Aim ▸ What follows is a block of records; reproduce all of it verbatim.

[Records contained in a dataset]
#####
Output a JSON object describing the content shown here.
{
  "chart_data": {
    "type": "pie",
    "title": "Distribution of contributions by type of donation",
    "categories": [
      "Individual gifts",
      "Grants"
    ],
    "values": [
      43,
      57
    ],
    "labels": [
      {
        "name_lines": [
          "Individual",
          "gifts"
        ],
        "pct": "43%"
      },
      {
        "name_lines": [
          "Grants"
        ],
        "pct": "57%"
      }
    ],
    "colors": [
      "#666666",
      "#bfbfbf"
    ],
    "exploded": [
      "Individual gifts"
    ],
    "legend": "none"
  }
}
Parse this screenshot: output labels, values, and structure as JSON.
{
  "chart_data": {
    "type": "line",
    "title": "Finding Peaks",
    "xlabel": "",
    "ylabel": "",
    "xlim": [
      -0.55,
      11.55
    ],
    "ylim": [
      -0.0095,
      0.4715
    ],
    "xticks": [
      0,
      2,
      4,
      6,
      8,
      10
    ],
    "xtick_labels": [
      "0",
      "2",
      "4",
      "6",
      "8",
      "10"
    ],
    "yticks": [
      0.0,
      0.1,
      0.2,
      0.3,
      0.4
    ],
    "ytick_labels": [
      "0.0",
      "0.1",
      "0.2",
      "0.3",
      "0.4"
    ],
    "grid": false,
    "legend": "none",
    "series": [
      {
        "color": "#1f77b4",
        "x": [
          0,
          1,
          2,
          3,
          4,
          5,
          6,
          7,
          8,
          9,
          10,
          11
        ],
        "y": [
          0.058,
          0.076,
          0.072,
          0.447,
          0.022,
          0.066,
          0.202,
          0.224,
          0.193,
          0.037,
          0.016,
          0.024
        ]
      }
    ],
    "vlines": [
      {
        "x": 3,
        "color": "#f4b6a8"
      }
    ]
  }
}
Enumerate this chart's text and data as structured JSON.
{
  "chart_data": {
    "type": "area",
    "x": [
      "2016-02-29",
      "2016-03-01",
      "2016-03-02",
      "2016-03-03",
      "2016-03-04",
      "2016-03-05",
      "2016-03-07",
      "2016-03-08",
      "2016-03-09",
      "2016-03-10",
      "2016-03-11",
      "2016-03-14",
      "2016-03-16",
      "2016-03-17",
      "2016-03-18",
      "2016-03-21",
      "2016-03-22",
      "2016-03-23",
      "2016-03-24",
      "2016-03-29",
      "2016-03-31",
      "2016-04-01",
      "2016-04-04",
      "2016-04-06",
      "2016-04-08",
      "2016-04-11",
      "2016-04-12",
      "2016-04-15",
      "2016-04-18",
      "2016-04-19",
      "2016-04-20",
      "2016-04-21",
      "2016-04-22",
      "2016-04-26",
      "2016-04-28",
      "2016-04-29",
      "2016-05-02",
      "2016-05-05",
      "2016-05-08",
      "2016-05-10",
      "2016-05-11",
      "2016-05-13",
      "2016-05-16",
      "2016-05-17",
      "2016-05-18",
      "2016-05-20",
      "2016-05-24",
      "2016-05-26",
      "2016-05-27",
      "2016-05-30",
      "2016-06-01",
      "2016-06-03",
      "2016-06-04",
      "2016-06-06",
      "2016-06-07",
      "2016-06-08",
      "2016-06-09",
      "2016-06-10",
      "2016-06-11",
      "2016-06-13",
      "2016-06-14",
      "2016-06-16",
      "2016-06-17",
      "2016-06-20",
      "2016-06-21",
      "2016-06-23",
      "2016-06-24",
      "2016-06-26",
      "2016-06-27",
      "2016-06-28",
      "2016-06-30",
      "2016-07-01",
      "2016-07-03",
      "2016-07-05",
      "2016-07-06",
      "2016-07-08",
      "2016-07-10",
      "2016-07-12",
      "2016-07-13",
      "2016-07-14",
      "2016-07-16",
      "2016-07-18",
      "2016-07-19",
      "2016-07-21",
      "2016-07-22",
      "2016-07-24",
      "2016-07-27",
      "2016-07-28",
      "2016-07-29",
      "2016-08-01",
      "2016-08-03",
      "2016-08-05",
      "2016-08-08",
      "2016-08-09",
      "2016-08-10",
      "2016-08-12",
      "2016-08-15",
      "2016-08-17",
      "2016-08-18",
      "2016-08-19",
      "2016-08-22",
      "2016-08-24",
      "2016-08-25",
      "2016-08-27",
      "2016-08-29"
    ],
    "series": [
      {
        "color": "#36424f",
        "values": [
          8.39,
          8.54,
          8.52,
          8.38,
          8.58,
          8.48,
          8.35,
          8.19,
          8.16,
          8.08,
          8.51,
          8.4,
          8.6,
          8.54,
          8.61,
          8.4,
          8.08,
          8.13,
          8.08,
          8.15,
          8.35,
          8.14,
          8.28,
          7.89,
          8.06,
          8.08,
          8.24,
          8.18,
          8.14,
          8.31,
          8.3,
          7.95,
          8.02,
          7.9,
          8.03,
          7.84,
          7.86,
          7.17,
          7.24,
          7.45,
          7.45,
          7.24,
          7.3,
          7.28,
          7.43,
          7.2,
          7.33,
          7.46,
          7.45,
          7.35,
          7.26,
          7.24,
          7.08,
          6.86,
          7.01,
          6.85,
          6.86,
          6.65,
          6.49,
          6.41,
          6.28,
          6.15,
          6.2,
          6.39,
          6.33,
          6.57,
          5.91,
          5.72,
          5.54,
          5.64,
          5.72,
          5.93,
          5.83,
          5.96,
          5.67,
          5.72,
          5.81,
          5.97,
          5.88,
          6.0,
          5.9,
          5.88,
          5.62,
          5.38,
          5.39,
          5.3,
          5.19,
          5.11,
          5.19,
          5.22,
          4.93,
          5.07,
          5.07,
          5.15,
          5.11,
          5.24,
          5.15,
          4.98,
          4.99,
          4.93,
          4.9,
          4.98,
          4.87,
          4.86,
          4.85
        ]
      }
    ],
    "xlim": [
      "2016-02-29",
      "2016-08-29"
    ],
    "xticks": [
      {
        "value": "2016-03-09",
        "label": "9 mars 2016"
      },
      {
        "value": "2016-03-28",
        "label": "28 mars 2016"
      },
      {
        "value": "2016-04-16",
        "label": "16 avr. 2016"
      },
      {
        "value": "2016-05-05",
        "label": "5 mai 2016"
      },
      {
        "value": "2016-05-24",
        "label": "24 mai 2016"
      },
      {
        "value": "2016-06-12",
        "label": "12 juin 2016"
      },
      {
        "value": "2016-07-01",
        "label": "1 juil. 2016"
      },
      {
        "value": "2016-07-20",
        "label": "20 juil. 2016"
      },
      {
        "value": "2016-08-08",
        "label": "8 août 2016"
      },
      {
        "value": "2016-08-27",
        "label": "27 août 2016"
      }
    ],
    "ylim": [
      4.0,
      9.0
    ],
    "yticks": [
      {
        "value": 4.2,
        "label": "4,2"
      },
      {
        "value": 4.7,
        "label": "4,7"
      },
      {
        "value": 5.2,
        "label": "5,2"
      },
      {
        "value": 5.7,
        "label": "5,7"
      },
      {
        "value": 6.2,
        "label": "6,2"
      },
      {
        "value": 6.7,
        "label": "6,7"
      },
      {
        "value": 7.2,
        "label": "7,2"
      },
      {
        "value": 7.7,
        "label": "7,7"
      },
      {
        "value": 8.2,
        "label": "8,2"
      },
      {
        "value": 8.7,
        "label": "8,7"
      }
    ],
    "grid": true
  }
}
#####
Task result ▸
Output a JSON object describing the content shown here.
{
  "chart_data": {
    "type": "pie",
    "title": "Distribution of contributions by type of donation",
    "categories": [
      "Individual gifts",
      "Grants"
    ],
    "values": [
      43,
      57
    ],
    "labels": [
      {
        "name_lines": [
          "Individual",
          "gifts"
        ],
        "pct": "43%"
      },
      {
        "name_lines": [
          "Grants"
        ],
        "pct": "57%"
      }
    ],
    "colors": [
      "#666666",
      "#bfbfbf"
    ],
    "exploded": [
      "Individual gifts"
    ],
    "legend": "none"
  }
}
Parse this screenshot: output labels, values, and structure as JSON.
{
  "chart_data": {
    "type": "line",
    "title": "Finding Peaks",
    "xlabel": "",
    "ylabel": "",
    "xlim": [
      -0.55,
      11.55
    ],
    "ylim": [
      -0.0095,
      0.4715
    ],
    "xticks": [
      0,
      2,
      4,
      6,
      8,
      10
    ],
    "xtick_labels": [
      "0",
      "2",
      "4",
      "6",
      "8",
      "10"
    ],
    "yticks": [
      0.0,
      0.1,
      0.2,
      0.3,
      0.4
    ],
    "ytick_labels": [
      "0.0",
      "0.1",
      "0.2",
      "0.3",
      "0.4"
    ],
    "grid": false,
    "legend": "none",
    "series": [
      {
        "color": "#1f77b4",
        "x": [
          0,
          1,
          2,
          3,
          4,
          5,
          6,
          7,
          8,
          9,
          10,
          11
        ],
        "y": [
          0.058,
          0.076,
          0.072,
          0.447,
          0.022,
          0.066,
          0.202,
          0.224,
          0.193,
          0.037,
          0.016,
          0.024
        ]
      }
    ],
    "vlines": [
      {
        "x": 3,
        "color": "#f4b6a8"
      }
    ]
  }
}
Enumerate this chart's text and data as structured JSON.
{
  "chart_data": {
    "type": "area",
    "x": [
      "2016-02-29",
      "2016-03-01",
      "2016-03-02",
      "2016-03-03",
      "2016-03-04",
      "2016-03-05",
      "2016-03-07",
      "2016-03-08",
      "2016-03-09",
      "2016-03-10",
      "2016-03-11",
      "2016-03-14",
      "2016-03-16",
      "2016-03-17",
      "2016-03-18",
      "2016-03-21",
      "2016-03-22",
      "2016-03-23",
      "2016-03-24",
      "2016-03-29",
      "2016-03-31",
      "2016-04-01",
      "2016-04-04",
      "2016-04-06",
      "2016-04-08",
      "2016-04-11",
      "2016-04-12",
      "2016-04-15",
      "2016-04-18",
      "2016-04-19",
      "2016-04-20",
      "2016-04-21",
      "2016-04-22",
      "2016-04-26",
      "2016-04-28",
      "2016-04-29",
      "2016-05-02",
      "2016-05-05",
      "2016-05-08",
      "2016-05-10",
      "2016-05-11",
      "2016-05-13",
      "2016-05-16",
      "2016-05-17",
      "2016-05-18",
      "2016-05-20",
      "2016-05-24",
      "2016-05-26",
      "2016-05-27",
      "2016-05-30",
      "2016-06-01",
      "2016-06-03",
      "2016-06-04",
      "2016-06-06",
      "2016-06-07",
      "2016-06-08",
      "2016-06-09",
      "2016-06-10",
      "2016-06-11",
      "2016-06-13",
      "2016-06-14",
      "2016-06-16",
      "2016-06-17",
      "2016-06-20",
      "2016-06-21",
      "2016-06-23",
      "2016-06-24",
      "2016-06-26",
      "2016-06-27",
      "2016-06-28",
      "2016-06-30",
      "2016-07-01",
      "2016-07-03",
      "2016-07-05",
      "2016-07-06",
      "2016-07-08",
      "2016-07-10",
      "2016-07-12",
      "2016-07-13",
      "2016-07-14",
      "2016-07-16",
      "2016-07-18",
      "2016-07-19",
      "2016-07-21",
      "2016-07-22",
      "2016-07-24",
      "2016-07-27",
      "2016-07-28",
      "2016-07-29",
      "2016-08-01",
      "2016-08-03",
      "2016-08-05",
      "2016-08-08",
      "2016-08-09",
      "2016-08-10",
      "2016-08-12",
      "2016-08-15",
      "2016-08-17",
      "2016-08-18",
      "2016-08-19",
      "2016-08-22",
      "2016-08-24",
      "2016-08-25",
      "2016-08-27",
      "2016-08-29"
    ],
    "series": [
      {
        "color": "#36424f",
        "values": [
          8.39,
          8.54,
          8.52,
          8.38,
          8.58,
          8.48,
          8.35,
          8.19,
          8.16,
          8.08,
          8.51,
          8.4,
          8.6,
          8.54,
          8.61,
          8.4,
          8.08,
          8.13,
          8.08,
          8.15,
          8.35,
          8.14,
          8.28,
          7.89,
          8.06,
          8.08,
          8.24,
          8.18,
          8.14,
          8.31,
          8.3,
          7.95,
          8.02,
          7.9,
          8.03,
          7.84,
          7.86,
          7.17,
          7.24,
          7.45,
          7.45,
          7.24,
          7.3,
          7.28,
          7.43,
          7.2,
          7.33,
          7.46,
          7.45,
          7.35,
          7.26,
          7.24,
          7.08,
          6.86,
          7.01,
          6.85,
          6.86,
          6.65,
          6.49,
          6.41,
          6.28,
          6.15,
          6.2,
          6.39,
          6.33,
          6.57,
          5.91,
          5.72,
          5.54,
          5.64,
          5.72,
          5.93,
          5.83,
          5.96,
          5.67,
          5.72,
          5.81,
          5.97,
          5.88,
          6.0,
          5.9,
          5.88,
          5.62,
          5.38,
          5.39,
          5.3,
          5.19,
          5.11,
          5.19,
          5.22,
          4.93,
          5.07,
          5.07,
          5.15,
          5.11,
          5.24,
          5.15,
          4.98,
          4.99,
          4.93,
          4.9,
          4.98,
          4.87,
          4.86,
          4.85
        ]
      }
    ],
    "xlim": [
      "2016-02-29",
      "2016-08-29"
    ],
    "xticks": [
      {
        "value": "2016-03-09",
        "label": "9 mars 2016"
      },
      {
        "value": "2016-03-28",
        "label": "28 mars 2016"
      },
      {
        "value": "2016-04-16",
        "label": "16 avr. 2016"
      },
      {
        "value": "2016-05-05",
        "label": "5 mai 2016"
      },
      {
        "value": "2016-05-24",
        "label": "24 mai 2016"
      },
      {
        "value": "2016-06-12",
        "label": "12 juin 2016"
      },
      {
        "value": "2016-07-01",
        "label": "1 juil. 2016"
      },
      {
        "value": "2016-07-20",
        "label": "20 juil. 2016"
      },
      {
        "value": "2016-08-08",
        "label": "8 août 2016"
      },
      {
        "value": "2016-08-27",
        "label": "27 août 2016"
      }
    ],
    "ylim": [
      4.0,
      9.0
    ],
    "yticks": [
      {
        "value": 4.2,
        "label": "4,2"
      },
      {
        "value": 4.7,
        "label": "4,7"
      },
      {
        "value": 5.2,
        "label": "5,2"
      },
      {
        "value": 5.7,
        "label": "5,7"
      },
      {
        "value": 6.2,
        "label": "6,2"
      },
      {
        "value": 6.7,
        "label": "6,7"
      },
      {
        "value": 7.2,
        "label": "7,2"
      },
      {
        "value": 7.7,
        "label": "7,7"
      },
      {
        "value": 8.2,
        "label": "8,2"
      },
      {
        "value": 8.7,
        "label": "8,7"
      }
    ],
    "grid": true
  }
}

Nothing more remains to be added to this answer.